INPUT ROWS:

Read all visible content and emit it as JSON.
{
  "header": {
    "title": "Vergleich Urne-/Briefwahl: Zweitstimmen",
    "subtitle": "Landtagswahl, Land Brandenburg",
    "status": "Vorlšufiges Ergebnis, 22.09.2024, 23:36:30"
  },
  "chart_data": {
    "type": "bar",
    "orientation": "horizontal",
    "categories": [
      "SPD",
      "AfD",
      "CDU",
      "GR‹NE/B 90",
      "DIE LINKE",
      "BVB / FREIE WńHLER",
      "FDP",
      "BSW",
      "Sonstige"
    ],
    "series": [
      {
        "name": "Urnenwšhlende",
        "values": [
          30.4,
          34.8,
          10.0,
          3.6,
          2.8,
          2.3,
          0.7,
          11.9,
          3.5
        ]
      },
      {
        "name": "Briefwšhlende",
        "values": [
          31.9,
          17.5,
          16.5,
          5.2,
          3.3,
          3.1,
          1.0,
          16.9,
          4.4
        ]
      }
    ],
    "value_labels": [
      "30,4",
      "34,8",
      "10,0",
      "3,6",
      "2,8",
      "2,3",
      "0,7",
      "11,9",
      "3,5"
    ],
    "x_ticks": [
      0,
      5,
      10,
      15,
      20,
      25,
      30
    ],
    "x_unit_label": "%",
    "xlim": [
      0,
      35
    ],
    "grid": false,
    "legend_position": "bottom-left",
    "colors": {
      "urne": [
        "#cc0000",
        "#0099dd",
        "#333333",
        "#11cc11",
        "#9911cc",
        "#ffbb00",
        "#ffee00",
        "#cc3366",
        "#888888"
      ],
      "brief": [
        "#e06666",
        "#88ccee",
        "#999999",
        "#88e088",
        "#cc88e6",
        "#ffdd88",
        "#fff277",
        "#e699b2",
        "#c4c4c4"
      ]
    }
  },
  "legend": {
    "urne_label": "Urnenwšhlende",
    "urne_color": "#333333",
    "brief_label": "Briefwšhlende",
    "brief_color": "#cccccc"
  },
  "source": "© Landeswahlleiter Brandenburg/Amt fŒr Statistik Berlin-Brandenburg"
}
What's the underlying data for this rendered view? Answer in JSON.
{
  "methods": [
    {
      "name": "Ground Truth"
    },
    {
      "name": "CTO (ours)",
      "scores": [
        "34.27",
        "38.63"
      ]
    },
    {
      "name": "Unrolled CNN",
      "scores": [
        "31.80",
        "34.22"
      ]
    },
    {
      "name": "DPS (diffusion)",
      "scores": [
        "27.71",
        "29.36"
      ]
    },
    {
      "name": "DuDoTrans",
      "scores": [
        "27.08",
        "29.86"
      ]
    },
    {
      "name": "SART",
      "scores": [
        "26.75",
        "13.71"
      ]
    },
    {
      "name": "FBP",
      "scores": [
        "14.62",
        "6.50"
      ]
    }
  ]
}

PROBLEM REQUIREMENTS:
Every record shown above should be written out again exactly.

EXERCISE RESULT:
Read all visible content and emit it as JSON.
{
  "header": {
    "title": "Vergleich Urne-/Briefwahl: Zweitstimmen",
    "subtitle": "Landtagswahl, Land Brandenburg",
    "status": "Vorlšufiges Ergebnis, 22.09.2024, 23:36:30"
  },
  "chart_data": {
    "type": "bar",
    "orientation": "horizontal",
    "categories": [
      "SPD",
      "AfD",
      "CDU",
      "GR‹NE/B 90",
      "DIE LINKE",
      "BVB / FREIE WńHLER",
      "FDP",
      "BSW",
      "Sonstige"
    ],
    "series": [
      {
        "name": "Urnenwšhlende",
        "values": [
          30.4,
          34.8,
          10.0,
          3.6,
          2.8,
          2.3,
          0.7,
          11.9,
          3.5
        ]
      },
      {
        "name": "Briefwšhlende",
        "values": [
          31.9,
          17.5,
          16.5,
          5.2,
          3.3,
          3.1,
          1.0,
          16.9,
          4.4
        ]
      }
    ],
    "value_labels": [
      "30,4",
      "34,8",
      "10,0",
      "3,6",
      "2,8",
      "2,3",
      "0,7",
      "11,9",
      "3,5"
    ],
    "x_ticks": [
      0,
      5,
      10,
      15,
      20,
      25,
      30
    ],
    "x_unit_label": "%",
    "xlim": [
      0,
      35
    ],
    "grid": false,
    "legend_position": "bottom-left",
    "colors": {
      "urne": [
        "#cc0000",
        "#0099dd",
        "#333333",
        "#11cc11",
        "#9911cc",
        "#ffbb00",
        "#ffee00",
        "#cc3366",
        "#888888"
      ],
      "brief": [
        "#e06666",
        "#88ccee",
        "#999999",
        "#88e088",
        "#cc88e6",
        "#ffdd88",
        "#fff277",
        "#e699b2",
        "#c4c4c4"
      ]
    }
  },
  "legend": {
    "urne_label": "Urnenwšhlende",
    "urne_color": "#333333",
    "brief_label": "Briefwšhlende",
    "brief_color": "#cccccc"
  },
  "source": "© Landeswahlleiter Brandenburg/Amt fŒr Statistik Berlin-Brandenburg"
}
What's the underlying data for this rendered view? Answer in JSON.
{
  "methods": [
    {
      "name": "Ground Truth"
    },
    {
      "name": "CTO (ours)",
      "scores": [
        "34.27",
        "38.63"
      ]
    },
    {
      "name": "Unrolled CNN",
      "scores": [
        "31.80",
        "34.22"
      ]
    },
    {
      "name": "DPS (diffusion)",
      "scores": [
        "27.71",
        "29.36"
      ]
    },
    {
      "name": "DuDoTrans",
      "scores": [
        "27.08",
        "29.86"
      ]
    },
    {
      "name": "SART",
      "scores": [
        "26.75",
        "13.71"
      ]
    },
    {
      "name": "FBP",
      "scores": [
        "14.62",
        "6.50"
      ]
    }
  ]
}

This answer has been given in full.